Directions for this task:
Your task is to output all the records below, word for word.

Dataset excerpts:

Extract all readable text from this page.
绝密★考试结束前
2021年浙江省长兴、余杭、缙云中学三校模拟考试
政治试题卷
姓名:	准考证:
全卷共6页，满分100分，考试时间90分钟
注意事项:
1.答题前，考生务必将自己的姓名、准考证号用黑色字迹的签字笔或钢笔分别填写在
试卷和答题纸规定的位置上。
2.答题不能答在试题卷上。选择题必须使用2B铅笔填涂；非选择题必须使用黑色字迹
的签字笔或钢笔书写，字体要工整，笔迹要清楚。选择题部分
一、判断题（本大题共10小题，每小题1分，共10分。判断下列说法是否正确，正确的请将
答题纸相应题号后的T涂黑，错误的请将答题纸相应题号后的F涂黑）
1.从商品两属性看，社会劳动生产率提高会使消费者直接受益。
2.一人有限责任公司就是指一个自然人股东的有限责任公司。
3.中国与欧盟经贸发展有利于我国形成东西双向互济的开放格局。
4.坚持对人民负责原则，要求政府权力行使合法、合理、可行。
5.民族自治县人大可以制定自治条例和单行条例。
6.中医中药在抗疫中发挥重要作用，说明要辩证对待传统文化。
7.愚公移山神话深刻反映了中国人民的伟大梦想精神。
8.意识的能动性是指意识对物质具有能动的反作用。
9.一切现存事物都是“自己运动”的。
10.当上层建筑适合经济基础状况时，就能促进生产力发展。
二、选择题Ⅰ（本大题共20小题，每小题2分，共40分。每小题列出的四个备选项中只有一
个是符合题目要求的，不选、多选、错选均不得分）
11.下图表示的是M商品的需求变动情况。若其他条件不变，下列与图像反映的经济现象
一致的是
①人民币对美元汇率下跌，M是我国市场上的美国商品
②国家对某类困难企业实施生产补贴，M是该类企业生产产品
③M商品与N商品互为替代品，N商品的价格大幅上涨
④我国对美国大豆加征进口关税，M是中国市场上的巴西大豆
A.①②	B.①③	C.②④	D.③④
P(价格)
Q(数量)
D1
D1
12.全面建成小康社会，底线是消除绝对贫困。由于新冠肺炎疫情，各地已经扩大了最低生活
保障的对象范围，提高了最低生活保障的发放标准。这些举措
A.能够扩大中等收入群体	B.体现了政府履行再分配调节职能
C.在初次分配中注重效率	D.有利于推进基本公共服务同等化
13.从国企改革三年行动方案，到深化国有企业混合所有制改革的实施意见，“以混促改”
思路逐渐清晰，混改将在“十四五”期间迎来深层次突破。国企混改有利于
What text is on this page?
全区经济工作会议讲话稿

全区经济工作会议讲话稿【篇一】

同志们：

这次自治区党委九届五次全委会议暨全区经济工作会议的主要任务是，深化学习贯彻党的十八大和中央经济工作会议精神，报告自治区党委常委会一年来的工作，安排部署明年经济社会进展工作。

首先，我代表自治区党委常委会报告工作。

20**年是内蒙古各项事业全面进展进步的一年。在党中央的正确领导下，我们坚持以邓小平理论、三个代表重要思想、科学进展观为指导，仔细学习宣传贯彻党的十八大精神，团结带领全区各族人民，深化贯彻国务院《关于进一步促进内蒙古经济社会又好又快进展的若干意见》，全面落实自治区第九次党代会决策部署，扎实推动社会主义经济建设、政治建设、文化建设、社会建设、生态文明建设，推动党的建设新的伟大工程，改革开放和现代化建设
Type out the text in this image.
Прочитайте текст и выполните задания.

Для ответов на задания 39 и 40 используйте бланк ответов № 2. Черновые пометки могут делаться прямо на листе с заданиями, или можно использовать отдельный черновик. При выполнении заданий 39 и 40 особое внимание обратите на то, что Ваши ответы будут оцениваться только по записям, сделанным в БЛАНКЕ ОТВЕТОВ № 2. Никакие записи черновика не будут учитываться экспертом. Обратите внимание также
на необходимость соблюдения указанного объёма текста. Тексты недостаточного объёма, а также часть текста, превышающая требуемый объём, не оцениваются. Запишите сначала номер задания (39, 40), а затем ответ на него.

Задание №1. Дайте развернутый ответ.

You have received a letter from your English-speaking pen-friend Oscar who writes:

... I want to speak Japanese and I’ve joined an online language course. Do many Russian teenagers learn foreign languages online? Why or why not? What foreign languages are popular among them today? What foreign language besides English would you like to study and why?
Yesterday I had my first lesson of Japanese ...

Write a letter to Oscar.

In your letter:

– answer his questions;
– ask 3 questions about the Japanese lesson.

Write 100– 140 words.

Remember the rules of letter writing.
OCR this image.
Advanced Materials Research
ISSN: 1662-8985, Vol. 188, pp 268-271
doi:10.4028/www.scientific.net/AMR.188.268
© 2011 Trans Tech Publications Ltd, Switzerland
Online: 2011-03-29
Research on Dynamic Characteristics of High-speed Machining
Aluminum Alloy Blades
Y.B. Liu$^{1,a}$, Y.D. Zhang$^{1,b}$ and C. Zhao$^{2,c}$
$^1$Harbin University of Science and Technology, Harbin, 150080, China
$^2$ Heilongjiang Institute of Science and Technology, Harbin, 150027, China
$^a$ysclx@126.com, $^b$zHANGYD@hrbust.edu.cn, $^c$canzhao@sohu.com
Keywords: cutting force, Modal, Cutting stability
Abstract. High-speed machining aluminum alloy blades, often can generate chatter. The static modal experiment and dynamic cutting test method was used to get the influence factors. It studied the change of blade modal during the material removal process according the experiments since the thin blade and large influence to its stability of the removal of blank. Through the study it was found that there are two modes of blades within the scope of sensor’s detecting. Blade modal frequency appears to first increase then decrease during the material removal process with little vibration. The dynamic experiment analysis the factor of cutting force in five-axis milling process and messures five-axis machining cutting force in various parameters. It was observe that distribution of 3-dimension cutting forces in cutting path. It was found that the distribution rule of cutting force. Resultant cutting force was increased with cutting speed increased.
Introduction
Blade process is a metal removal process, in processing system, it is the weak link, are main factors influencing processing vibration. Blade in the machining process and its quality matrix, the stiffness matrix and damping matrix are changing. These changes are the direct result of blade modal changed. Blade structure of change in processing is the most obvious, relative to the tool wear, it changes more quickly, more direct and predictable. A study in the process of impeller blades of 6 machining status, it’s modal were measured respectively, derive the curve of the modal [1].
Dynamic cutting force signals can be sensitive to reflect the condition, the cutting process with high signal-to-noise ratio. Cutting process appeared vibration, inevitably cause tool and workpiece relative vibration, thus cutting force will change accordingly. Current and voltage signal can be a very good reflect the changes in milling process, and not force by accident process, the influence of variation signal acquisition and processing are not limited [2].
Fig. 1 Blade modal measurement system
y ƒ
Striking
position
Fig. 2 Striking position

Answer to this problem:
Extract all readable text from this page.
绝密★考试结束前
2021年浙江省长兴、余杭、缙云中学三校模拟考试
政治试题卷
姓名:	准考证:
全卷共6页，满分100分，考试时间90分钟
注意事项:
1.答题前，考生务必将自己的姓名、准考证号用黑色字迹的签字笔或钢笔分别填写在
试卷和答题纸规定的位置上。
2.答题不能答在试题卷上。选择题必须使用2B铅笔填涂；非选择题必须使用黑色字迹
的签字笔或钢笔书写，字体要工整，笔迹要清楚。选择题部分
一、判断题（本大题共10小题，每小题1分，共10分。判断下列说法是否正确，正确的请将
答题纸相应题号后的T涂黑，错误的请将答题纸相应题号后的F涂黑）
1.从商品两属性看，社会劳动生产率提高会使消费者直接受益。
2.一人有限责任公司就是指一个自然人股东的有限责任公司。
3.中国与欧盟经贸发展有利于我国形成东西双向互济的开放格局。
4.坚持对人民负责原则，要求政府权力行使合法、合理、可行。
5.民族自治县人大可以制定自治条例和单行条例。
6.中医中药在抗疫中发挥重要作用，说明要辩证对待传统文化。
7.愚公移山神话深刻反映了中国人民的伟大梦想精神。
8.意识的能动性是指意识对物质具有能动的反作用。
9.一切现存事物都是“自己运动”的。
10.当上层建筑适合经济基础状况时，就能促进生产力发展。
二、选择题Ⅰ（本大题共20小题，每小题2分，共40分。每小题列出的四个备选项中只有一
个是符合题目要求的，不选、多选、错选均不得分）
11.下图表示的是M商品的需求变动情况。若其他条件不变，下列与图像反映的经济现象
一致的是
①人民币对美元汇率下跌，M是我国市场上的美国商品
②国家对某类困难企业实施生产补贴，M是该类企业生产产品
③M商品与N商品互为替代品，N商品的价格大幅上涨
④我国对美国大豆加征进口关税，M是中国市场上的巴西大豆
A.①②	B.①③	C.②④	D.③④
P(价格)
Q(数量)
D1
D1
12.全面建成小康社会，底线是消除绝对贫困。由于新冠肺炎疫情，各地已经扩大了最低生活
保障的对象范围，提高了最低生活保障的发放标准。这些举措
A.能够扩大中等收入群体	B.体现了政府履行再分配调节职能
C.在初次分配中注重效率	D.有利于推进基本公共服务同等化
13.从国企改革三年行动方案，到深化国有企业混合所有制改革的实施意见，“以混促改”
思路逐渐清晰，混改将在“十四五”期间迎来深层次突破。国企混改有利于
What text is on this page?
全区经济工作会议讲话稿

全区经济工作会议讲话稿【篇一】

同志们：

这次自治区党委九届五次全委会议暨全区经济工作会议的主要任务是，深化学习贯彻党的十八大和中央经济工作会议精神，报告自治区党委常委会一年来的工作，安排部署明年经济社会进展工作。

首先，我代表自治区党委常委会报告工作。

20**年是内蒙古各项事业全面进展进步的一年。在党中央的正确领导下，我们坚持以邓小平理论、三个代表重要思想、科学进展观为指导，仔细学习宣传贯彻党的十八大精神，团结带领全区各族人民，深化贯彻国务院《关于进一步促进内蒙古经济社会又好又快进展的若干意见》，全面落实自治区第九次党代会决策部署，扎实推动社会主义经济建设、政治建设、文化建设、社会建设、生态文明建设，推动党的建设新的伟大工程，改革开放和现代化建设
Type out the text in this image.
Прочитайте текст и выполните задания.

Для ответов на задания 39 и 40 используйте бланк ответов № 2. Черновые пометки могут делаться прямо на листе с заданиями, или можно использовать отдельный черновик. При выполнении заданий 39 и 40 особое внимание обратите на то, что Ваши ответы будут оцениваться только по записям, сделанным в БЛАНКЕ ОТВЕТОВ № 2. Никакие записи черновика не будут учитываться экспертом. Обратите внимание также
на необходимость соблюдения указанного объёма текста. Тексты недостаточного объёма, а также часть текста, превышающая требуемый объём, не оцениваются. Запишите сначала номер задания (39, 40), а затем ответ на него.

Задание №1. Дайте развернутый ответ.

You have received a letter from your English-speaking pen-friend Oscar who writes:

... I want to speak Japanese and I’ve joined an online language course. Do many Russian teenagers learn foreign languages online? Why or why not? What foreign languages are popular among them today? What foreign language besides English would you like to study and why?
Yesterday I had my first lesson of Japanese ...

Write a letter to Oscar.

In your letter:

– answer his questions;
– ask 3 questions about the Japanese lesson.

Write 100– 140 words.

Remember the rules of letter writing.
OCR this image.
Advanced Materials Research
ISSN: 1662-8985, Vol. 188, pp 268-271
doi:10.4028/www.scientific.net/AMR.188.268
© 2011 Trans Tech Publications Ltd, Switzerland
Online: 2011-03-29
Research on Dynamic Characteristics of High-speed Machining
Aluminum Alloy Blades
Y.B. Liu$^{1,a}$, Y.D. Zhang$^{1,b}$ and C. Zhao$^{2,c}$
$^1$Harbin University of Science and Technology, Harbin, 150080, China
$^2$ Heilongjiang Institute of Science and Technology, Harbin, 150027, China
$^a$ysclx@126.com, $^b$zHANGYD@hrbust.edu.cn, $^c$canzhao@sohu.com
Keywords: cutting force, Modal, Cutting stability
Abstract. High-speed machining aluminum alloy blades, often can generate chatter. The static modal experiment and dynamic cutting test method was used to get the influence factors. It studied the change of blade modal during the material removal process according the experiments since the thin blade and large influence to its stability of the removal of blank. Through the study it was found that there are two modes of blades within the scope of sensor’s detecting. Blade modal frequency appears to first increase then decrease during the material removal process with little vibration. The dynamic experiment analysis the factor of cutting force in five-axis milling process and messures five-axis machining cutting force in various parameters. It was observe that distribution of 3-dimension cutting forces in cutting path. It was found that the distribution rule of cutting force. Resultant cutting force was increased with cutting speed increased.
Introduction
Blade process is a metal removal process, in processing system, it is the weak link, are main factors influencing processing vibration. Blade in the machining process and its quality matrix, the stiffness matrix and damping matrix are changing. These changes are the direct result of blade modal changed. Blade structure of change in processing is the most obvious, relative to the tool wear, it changes more quickly, more direct and predictable. A study in the process of impeller blades of 6 machining status, it’s modal were measured respectively, derive the curve of the modal [1].
Dynamic cutting force signals can be sensitive to reflect the condition, the cutting process with high signal-to-noise ratio. Cutting process appeared vibration, inevitably cause tool and workpiece relative vibration, thus cutting force will change accordingly. Current and voltage signal can be a very good reflect the changes in milling process, and not force by accident process, the influence of variation signal acquisition and processing are not limited [2].
Fig. 1 Blade modal measurement system
y ƒ
Striking
position
Fig. 2 Striking position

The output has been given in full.